• YOUR INSTRUCTIONS:
Your task is to gather the lines below that hold the string "major".

• SOURCE RECORDS:
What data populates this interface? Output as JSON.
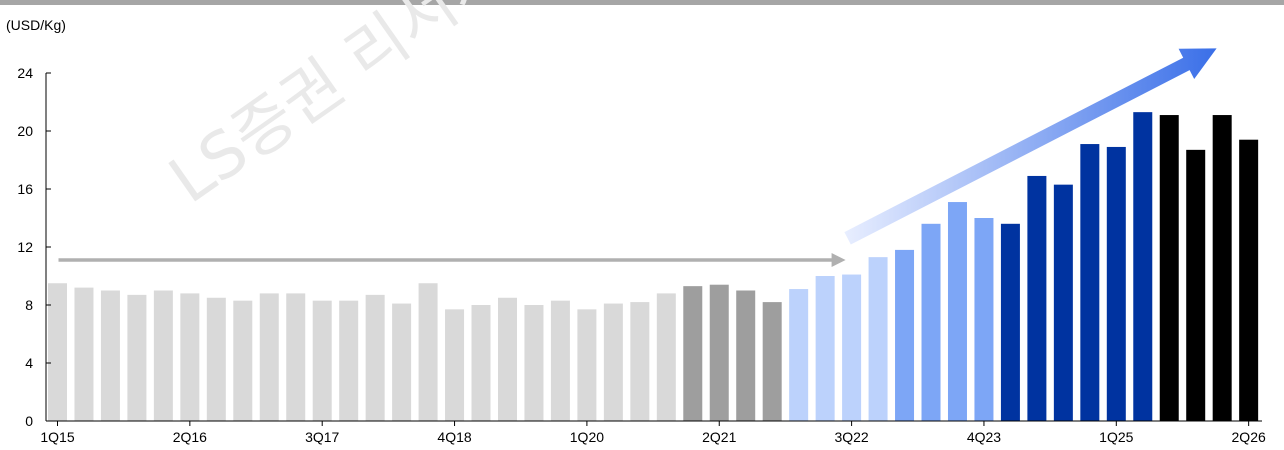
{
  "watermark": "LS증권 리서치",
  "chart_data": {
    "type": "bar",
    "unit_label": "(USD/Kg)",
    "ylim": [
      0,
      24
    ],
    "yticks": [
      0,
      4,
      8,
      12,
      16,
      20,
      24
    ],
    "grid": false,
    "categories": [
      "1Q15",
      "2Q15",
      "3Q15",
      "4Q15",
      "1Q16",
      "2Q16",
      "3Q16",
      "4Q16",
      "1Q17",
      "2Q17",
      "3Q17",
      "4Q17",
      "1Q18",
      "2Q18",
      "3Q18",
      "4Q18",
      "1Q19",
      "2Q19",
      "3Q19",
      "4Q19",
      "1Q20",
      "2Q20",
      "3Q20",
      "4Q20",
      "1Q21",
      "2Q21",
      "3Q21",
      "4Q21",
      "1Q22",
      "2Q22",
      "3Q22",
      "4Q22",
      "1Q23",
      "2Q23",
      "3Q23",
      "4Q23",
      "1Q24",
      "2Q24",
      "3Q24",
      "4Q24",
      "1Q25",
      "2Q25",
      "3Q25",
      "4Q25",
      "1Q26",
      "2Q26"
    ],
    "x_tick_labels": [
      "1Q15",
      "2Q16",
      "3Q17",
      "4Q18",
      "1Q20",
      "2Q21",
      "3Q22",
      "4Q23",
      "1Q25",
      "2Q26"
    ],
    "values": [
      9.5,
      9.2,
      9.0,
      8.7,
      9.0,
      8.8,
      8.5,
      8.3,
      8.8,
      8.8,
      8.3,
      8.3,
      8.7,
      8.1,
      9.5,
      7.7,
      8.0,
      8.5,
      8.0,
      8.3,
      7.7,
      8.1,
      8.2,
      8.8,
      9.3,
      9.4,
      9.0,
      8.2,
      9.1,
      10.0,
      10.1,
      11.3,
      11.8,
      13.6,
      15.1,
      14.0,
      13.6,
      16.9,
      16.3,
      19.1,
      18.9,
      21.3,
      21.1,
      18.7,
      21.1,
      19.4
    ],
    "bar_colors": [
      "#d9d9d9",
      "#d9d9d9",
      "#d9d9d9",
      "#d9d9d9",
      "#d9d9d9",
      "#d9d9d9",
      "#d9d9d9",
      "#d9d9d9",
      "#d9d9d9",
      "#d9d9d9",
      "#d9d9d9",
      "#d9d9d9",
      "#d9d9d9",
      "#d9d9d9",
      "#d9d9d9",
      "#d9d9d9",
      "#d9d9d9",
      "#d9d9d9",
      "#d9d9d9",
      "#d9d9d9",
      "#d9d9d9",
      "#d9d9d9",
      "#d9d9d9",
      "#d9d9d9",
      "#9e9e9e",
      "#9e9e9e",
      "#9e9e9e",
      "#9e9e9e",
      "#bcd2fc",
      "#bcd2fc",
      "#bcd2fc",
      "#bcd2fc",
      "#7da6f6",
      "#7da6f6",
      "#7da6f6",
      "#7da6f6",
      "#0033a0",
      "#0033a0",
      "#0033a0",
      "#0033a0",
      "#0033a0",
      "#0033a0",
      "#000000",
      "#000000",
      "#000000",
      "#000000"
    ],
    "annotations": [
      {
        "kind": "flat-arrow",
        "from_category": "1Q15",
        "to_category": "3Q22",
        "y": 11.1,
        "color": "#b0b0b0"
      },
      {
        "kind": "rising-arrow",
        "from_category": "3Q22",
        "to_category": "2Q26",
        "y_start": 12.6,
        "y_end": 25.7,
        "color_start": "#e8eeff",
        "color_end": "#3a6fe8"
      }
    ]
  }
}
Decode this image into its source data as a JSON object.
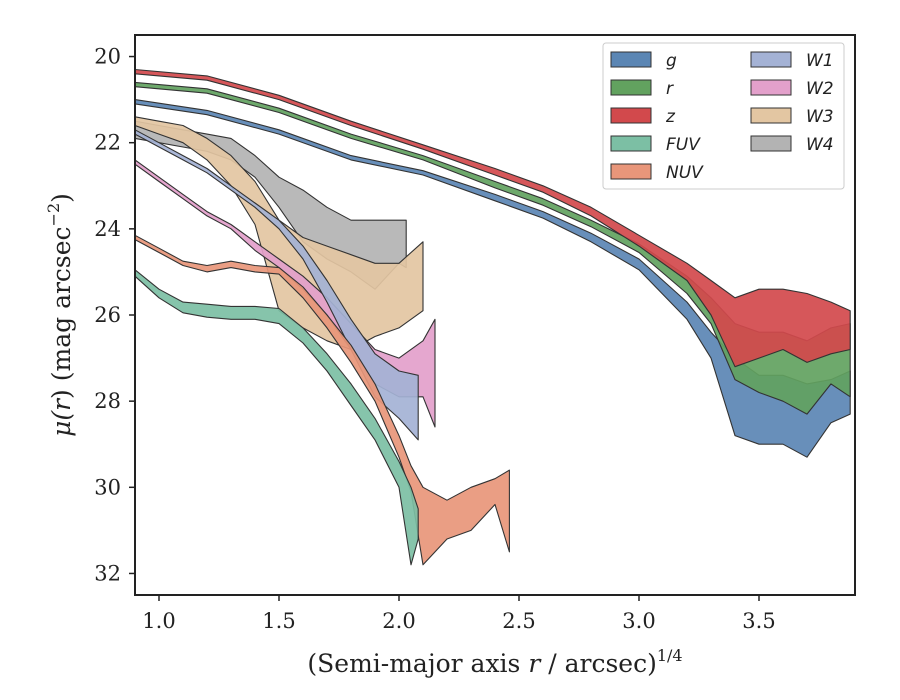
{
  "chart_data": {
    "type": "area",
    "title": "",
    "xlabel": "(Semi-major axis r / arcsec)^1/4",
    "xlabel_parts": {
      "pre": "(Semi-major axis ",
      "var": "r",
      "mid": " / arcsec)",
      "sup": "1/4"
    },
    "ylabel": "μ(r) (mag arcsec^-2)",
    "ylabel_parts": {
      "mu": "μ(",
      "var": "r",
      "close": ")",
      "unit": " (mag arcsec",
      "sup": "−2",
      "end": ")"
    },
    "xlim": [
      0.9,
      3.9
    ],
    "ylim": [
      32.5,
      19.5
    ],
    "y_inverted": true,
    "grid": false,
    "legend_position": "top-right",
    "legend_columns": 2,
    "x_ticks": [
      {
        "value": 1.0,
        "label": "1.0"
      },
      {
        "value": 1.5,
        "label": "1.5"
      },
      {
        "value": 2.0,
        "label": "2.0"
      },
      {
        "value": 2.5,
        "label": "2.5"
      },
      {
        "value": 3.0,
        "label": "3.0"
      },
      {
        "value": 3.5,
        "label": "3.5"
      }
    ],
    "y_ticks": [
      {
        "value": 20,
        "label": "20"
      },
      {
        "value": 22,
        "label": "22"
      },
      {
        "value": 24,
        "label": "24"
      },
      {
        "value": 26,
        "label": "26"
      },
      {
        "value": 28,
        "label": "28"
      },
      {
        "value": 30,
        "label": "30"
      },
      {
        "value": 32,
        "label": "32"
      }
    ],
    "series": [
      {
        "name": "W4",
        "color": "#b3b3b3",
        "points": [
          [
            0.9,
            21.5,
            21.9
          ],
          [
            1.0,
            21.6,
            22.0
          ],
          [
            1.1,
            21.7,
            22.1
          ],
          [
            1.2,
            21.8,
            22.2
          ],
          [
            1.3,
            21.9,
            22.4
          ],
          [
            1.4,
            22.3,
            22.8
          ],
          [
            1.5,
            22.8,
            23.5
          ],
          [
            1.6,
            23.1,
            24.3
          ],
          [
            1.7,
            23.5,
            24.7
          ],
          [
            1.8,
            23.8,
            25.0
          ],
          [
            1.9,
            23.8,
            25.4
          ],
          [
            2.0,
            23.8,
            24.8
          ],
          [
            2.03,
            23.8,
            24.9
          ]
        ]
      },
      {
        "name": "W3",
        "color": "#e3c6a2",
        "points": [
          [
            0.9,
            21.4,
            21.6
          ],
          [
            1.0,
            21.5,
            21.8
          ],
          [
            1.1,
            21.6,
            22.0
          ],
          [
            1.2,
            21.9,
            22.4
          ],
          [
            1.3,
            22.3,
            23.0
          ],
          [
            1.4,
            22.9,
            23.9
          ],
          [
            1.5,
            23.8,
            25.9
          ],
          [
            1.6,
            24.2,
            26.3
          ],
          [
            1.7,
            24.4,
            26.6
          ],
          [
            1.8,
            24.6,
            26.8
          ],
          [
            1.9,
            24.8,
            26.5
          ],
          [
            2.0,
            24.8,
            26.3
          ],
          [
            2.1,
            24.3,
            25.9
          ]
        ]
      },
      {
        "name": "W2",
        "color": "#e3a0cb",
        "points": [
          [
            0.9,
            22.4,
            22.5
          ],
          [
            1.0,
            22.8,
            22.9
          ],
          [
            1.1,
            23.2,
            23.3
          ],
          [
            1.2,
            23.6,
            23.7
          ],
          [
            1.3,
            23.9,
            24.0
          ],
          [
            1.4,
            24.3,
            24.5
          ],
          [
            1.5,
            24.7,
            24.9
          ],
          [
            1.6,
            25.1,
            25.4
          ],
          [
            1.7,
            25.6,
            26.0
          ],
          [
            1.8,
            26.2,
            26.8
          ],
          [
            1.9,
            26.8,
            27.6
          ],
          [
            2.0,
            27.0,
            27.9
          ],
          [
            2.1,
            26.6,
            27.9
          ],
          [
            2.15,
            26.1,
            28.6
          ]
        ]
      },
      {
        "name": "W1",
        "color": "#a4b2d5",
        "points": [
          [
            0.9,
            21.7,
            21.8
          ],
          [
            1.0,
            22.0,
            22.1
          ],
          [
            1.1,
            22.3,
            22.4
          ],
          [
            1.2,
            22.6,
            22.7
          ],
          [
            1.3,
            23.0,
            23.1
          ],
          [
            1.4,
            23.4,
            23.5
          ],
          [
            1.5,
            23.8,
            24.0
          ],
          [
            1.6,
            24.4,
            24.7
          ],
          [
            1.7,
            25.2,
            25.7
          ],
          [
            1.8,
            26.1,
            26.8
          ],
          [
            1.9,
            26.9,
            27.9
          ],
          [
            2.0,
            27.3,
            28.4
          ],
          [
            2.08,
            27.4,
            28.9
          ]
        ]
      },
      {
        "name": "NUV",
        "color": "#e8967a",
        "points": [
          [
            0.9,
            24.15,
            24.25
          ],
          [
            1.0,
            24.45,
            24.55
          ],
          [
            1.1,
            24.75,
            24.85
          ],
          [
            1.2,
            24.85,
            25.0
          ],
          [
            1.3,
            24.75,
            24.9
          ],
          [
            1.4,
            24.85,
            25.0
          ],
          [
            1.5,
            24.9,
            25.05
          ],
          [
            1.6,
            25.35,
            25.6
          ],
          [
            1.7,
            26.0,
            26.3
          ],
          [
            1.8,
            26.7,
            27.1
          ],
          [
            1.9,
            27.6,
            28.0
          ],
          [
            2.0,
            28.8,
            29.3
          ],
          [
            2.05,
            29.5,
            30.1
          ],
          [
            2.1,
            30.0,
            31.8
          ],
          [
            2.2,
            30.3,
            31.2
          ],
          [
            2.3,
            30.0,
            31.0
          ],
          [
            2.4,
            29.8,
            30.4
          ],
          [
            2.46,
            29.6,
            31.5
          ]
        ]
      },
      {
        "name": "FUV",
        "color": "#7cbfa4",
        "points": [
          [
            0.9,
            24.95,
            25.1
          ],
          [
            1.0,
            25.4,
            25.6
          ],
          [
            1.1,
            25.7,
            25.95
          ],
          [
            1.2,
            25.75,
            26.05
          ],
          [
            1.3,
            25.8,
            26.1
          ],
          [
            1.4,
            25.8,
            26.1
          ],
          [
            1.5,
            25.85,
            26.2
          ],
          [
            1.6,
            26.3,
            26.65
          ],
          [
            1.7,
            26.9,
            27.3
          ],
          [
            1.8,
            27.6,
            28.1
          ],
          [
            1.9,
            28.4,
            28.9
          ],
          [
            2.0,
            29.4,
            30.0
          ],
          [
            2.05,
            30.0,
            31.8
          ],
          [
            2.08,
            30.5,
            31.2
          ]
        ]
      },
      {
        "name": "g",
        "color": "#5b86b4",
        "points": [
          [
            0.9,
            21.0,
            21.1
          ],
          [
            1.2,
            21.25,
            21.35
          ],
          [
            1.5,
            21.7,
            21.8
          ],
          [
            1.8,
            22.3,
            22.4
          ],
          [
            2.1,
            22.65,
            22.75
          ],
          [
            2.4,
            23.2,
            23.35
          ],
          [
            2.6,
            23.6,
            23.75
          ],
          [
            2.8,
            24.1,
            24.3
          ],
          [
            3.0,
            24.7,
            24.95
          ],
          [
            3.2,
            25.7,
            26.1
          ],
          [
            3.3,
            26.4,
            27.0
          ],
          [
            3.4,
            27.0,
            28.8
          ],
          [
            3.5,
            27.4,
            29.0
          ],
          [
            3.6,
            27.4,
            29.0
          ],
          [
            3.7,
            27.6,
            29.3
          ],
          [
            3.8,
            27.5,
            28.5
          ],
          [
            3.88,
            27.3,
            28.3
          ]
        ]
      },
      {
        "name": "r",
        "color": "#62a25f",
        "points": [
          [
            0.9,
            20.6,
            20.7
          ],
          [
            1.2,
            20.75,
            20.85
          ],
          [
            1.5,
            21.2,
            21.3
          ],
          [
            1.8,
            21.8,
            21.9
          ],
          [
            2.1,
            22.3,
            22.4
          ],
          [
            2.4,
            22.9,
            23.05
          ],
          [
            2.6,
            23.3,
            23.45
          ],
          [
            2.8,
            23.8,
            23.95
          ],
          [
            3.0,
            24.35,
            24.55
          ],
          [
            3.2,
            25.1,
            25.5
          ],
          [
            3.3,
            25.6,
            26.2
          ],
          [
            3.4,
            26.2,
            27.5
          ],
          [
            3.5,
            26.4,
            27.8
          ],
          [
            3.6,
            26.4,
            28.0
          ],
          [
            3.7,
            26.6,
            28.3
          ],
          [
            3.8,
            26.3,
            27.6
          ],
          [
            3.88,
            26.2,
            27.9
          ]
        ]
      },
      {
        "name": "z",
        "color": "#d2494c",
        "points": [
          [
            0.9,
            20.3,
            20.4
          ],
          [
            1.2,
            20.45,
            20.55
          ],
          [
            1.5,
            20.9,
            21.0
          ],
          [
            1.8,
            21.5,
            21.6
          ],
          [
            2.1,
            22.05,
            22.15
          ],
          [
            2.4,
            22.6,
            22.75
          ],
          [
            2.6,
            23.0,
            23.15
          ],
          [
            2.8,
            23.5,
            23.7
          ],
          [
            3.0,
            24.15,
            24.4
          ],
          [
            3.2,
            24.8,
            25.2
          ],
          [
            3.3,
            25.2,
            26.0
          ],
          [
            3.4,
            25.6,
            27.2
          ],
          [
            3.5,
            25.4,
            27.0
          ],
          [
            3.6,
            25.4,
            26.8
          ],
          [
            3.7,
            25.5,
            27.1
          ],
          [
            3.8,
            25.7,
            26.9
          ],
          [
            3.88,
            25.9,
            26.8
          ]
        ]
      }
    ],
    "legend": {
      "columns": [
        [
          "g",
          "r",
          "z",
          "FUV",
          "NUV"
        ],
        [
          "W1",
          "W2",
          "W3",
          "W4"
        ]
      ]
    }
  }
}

• WRITTEN REPLY:
    "xlabel": "(Semi-major axis r / arcsec)^1/4",
      "pre": "(Semi-major axis ",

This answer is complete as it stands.